──────── PROVIDED TEXT
To ensure that those individuals who would likely be considered supervisors are “competent” under the law, give them proper training on their supervisory responsibilities. In fact, the OHS laws may require employers to provide supervisors with special training. For example, the federal Canada Labour Code requires employers to ensure that employees who have supervisory or managerial responsibilities are adequately trained in health and safety and are informed of the responsibilities they have under the OHS law when they act on their employer’s behalf [Sec. 125(1)(z)].
In general, supervisor training should cover, at a minimum:
- Requirements for supervisors under the OHS laws;
- Other relevant requirements under the OHS laws;
- Rights and responsibilities of workers, including work refusals;
- Relevant elements of the company’s OHS program, including roles, duties, and responsibilities;
- Risk management;
- Hazard analysis and safe work procedures;
- Workplace inspections;
- Incident investigations;
- Near miss reporting;
- Emergency preparedness;
- Safety training;
- Motivating workers to work safely; and
- Dealing with safety infractions by workers.
As with all safety training, make sure to test supervisors to ensure that they understood their training and review their work to make sure that they’re applying what they learned. And keep records of all training provided to supervisors.
SUPERVISOR COMPETENCY CHECKLIST: Download this supervisor competency checklist and use it to evaluate the competency of your supervisors or give it to them for use in conducting self-assessments.
────────────────
──────── DATA PROVIDED
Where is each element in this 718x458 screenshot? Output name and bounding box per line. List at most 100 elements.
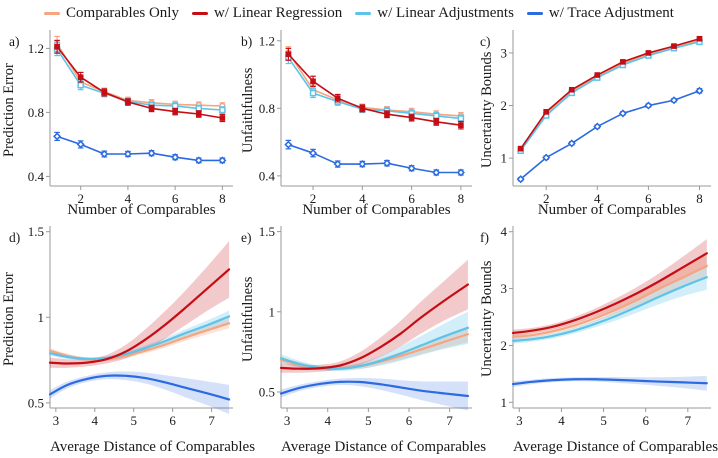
────────────────
WHAT YOU WILL DO:
a – Which section of the federal Canada Labour Code does the supervisor training text cite as requiring employers to train supervisors in health and safety?
b – Please extract the supervisor training text from "As with all" to "provided to supervisors.", word for word.

SOLUTION SET:
a – Section 125(1)(z)

b –
As with all safety training, make sure to test supervisors to ensure that they understood their training and review their work to make sure that they’re applying what they learned. And keep records of all training provided to supervisors.